TAREA => Copia íntegro y sin ningún cambio el texto sobre las casillas de los alrededores de Vinaròs.

Llegada la segunda mitad del siglo XIX, la superficie de cada casilla tenía poco más de 100 m2, acompañándose por un jardín o huerto que ocupaba casi otros 70 m2. Se intentaba que la residencia estuviese dispuesta en un lugar elevado con buena visibilidad, además de afincarse en una zona con reserva de agua y vegetación arbórea que regulaba la temperatura del hogar (especialmente cuando entraba el verano). Sabemos que hubo alrededor de media docena de tipos de residencias que se extenderán por toda la península. En las cercanías de Vinaròs todavía podemos ver los restos de la que se conserva en la carretera nacional 340, poco antes de entrar en la zona de Aigua Oliva (justo en el término municipal de Benicarló); así como la que años atrás se destruyó, y que se disponía en la carretera nacional 232, a la altura de la partida Vistabella. Cabría sumar otra ubicada a varios kilómetros arriba del mismo vial (todavía dentro de nuestro municipio), sin olvidar una levantada en la carretera que va hacia Ulldecona (nacional 238).

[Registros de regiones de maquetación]
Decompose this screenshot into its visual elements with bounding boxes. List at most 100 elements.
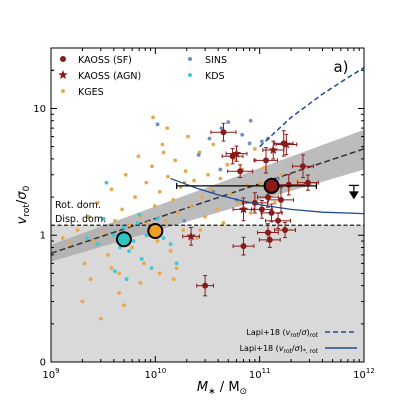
fit-confidence-band: [51, 129, 364, 262]
kds-point: [124, 277, 129, 282]
legend-label: KAOSS (SF): [78, 55, 132, 66]
kges-point: [194, 236, 199, 240]
kds-point: [113, 269, 117, 274]
kges-point: [82, 261, 87, 266]
y-axis-label: vrot/σ0: [15, 185, 32, 224]
kges-point: [113, 218, 117, 223]
kges-point: [60, 236, 65, 240]
kds-point: [101, 216, 106, 221]
legend-marker: [188, 73, 192, 77]
lapi-star-rot-curve: [170, 177, 364, 215]
kges-point: [98, 316, 103, 321]
kges-point: [208, 187, 213, 192]
lapi-rot-curve: [259, 66, 364, 148]
kds-point: [137, 212, 142, 217]
kaoss-sf-point: [237, 168, 244, 175]
kges-point: [189, 204, 193, 208]
kges-point: [185, 134, 190, 139]
kges-point: [80, 299, 85, 304]
kds-point: [168, 242, 173, 247]
kds-point: [84, 236, 89, 240]
kges-point: [176, 211, 180, 215]
kges-point: [295, 178, 300, 183]
kges-point: [123, 172, 128, 177]
x-axis-label: M∗ / M⊙: [197, 380, 247, 397]
kges-point: [257, 180, 262, 185]
median-marker: [147, 223, 164, 240]
kds-point: [155, 216, 160, 221]
kges-point: [95, 200, 100, 205]
kges-point: [146, 221, 150, 225]
kaoss-sf-point: [266, 236, 273, 243]
x-tick-label: 109: [42, 367, 59, 381]
lines-legend-label: Lapi+18 (vrot/σ)*, rot: [240, 344, 319, 355]
kges-point: [198, 228, 203, 232]
kges-point: [150, 164, 154, 169]
legend-item: KDS: [188, 71, 225, 82]
kges-point: [138, 281, 143, 285]
kds-point: [139, 257, 144, 261]
series-kaoss-sf: [196, 122, 319, 297]
kges-point: [157, 271, 162, 276]
axes-ticks: 109 1010 1011 1012 1 10 0: [33, 47, 375, 381]
kds-point: [127, 249, 131, 253]
legend-marker: [58, 70, 68, 80]
kges-point: [200, 195, 204, 199]
kaoss-sf-point: [299, 163, 306, 170]
kaoss-sf-point: [264, 194, 271, 201]
kds-point: [111, 233, 116, 238]
kaoss-sf-point: [262, 157, 269, 164]
kges-point: [101, 230, 106, 235]
kges-point: [117, 271, 122, 276]
kges-point: [133, 195, 138, 199]
kges-point: [144, 180, 149, 185]
kges-point: [248, 211, 253, 215]
kges-point: [105, 252, 110, 257]
sins-point: [218, 167, 223, 172]
kges-point: [236, 200, 241, 205]
kges-point: [142, 261, 146, 266]
kges-point: [262, 165, 266, 170]
kaoss-sf-point: [229, 153, 236, 160]
kaoss-agn-point: [268, 145, 279, 155]
kges-point: [273, 200, 277, 205]
region-label-upper: Rot. dom.: [55, 200, 101, 211]
kds-point: [135, 221, 140, 225]
kges-point: [174, 266, 179, 271]
kges-point: [117, 291, 122, 295]
legend-item: KGES: [61, 87, 104, 98]
kges-point: [168, 249, 173, 253]
legend-item: KAOSS (AGN): [58, 70, 141, 82]
kaoss-sf-point: [220, 129, 227, 136]
legend-label: KDS: [205, 71, 225, 82]
sins-point: [259, 139, 264, 144]
kaoss-sf-point: [304, 179, 311, 186]
sins-point: [182, 218, 187, 223]
kaoss-sf-point: [285, 181, 292, 188]
sins-point: [226, 120, 231, 125]
kges-point: [171, 277, 176, 282]
kges-point: [155, 239, 160, 243]
lines-legend-label: Lapi+18 (vrot/σ)rot: [246, 328, 318, 339]
kds-point: [161, 236, 166, 240]
kds-point: [104, 180, 109, 185]
kges-point: [171, 198, 175, 202]
kges-point: [120, 207, 124, 212]
kges-point: [218, 176, 223, 181]
kges-point: [86, 214, 91, 219]
kges-point: [228, 192, 233, 197]
kds-point: [122, 225, 126, 230]
kaoss-agn-point: [186, 231, 196, 241]
kaoss-sf-point: [268, 209, 275, 216]
kges-point: [151, 115, 155, 120]
kds-point: [174, 261, 179, 266]
plot-frame: [50, 47, 365, 363]
lines-legend: Lapi+18 (vrot/σ)rot Lapi+18 (vrot/σ)*, ro…: [240, 328, 357, 355]
legend: KAOSS (SF) KAOSS (AGN) KGES SINS KDS: [58, 55, 227, 98]
kds-point: [144, 233, 149, 238]
kges-point: [127, 223, 131, 228]
sins-point: [196, 153, 201, 157]
kaoss-agn-point: [238, 204, 249, 214]
legend-item: SINS: [188, 55, 227, 66]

RESULTADO =>
Llegada la segunda mitad del siglo XIX, la superficie de cada casilla tenía poco más de 100 m2, acompañándose por un jardín o huerto que ocupaba casi otros 70 m2. Se intentaba que la residencia estuviese dispuesta en un lugar elevado con buena visibilidad, además de afincarse en una zona con reserva de agua y vegetación arbórea que regulaba la temperatura del hogar (especialmente cuando entraba el verano). Sabemos que hubo alrededor de media docena de tipos de residencias que se extenderán por toda la península. En las cercanías de Vinaròs todavía podemos ver los restos de la que se conserva en la carretera nacional 340, poco antes de entrar en la zona de Aigua Oliva (justo en el término municipal de Benicarló); así como la que años atrás se destruyó, y que se disponía en la carretera nacional 232, a la altura de la partida Vistabella. Cabría sumar otra ubicada a varios kilómetros arriba del mismo vial (todavía dentro de nuestro municipio), sin olvidar una levantada en la carretera que va hacia Ulldecona (nacional 238).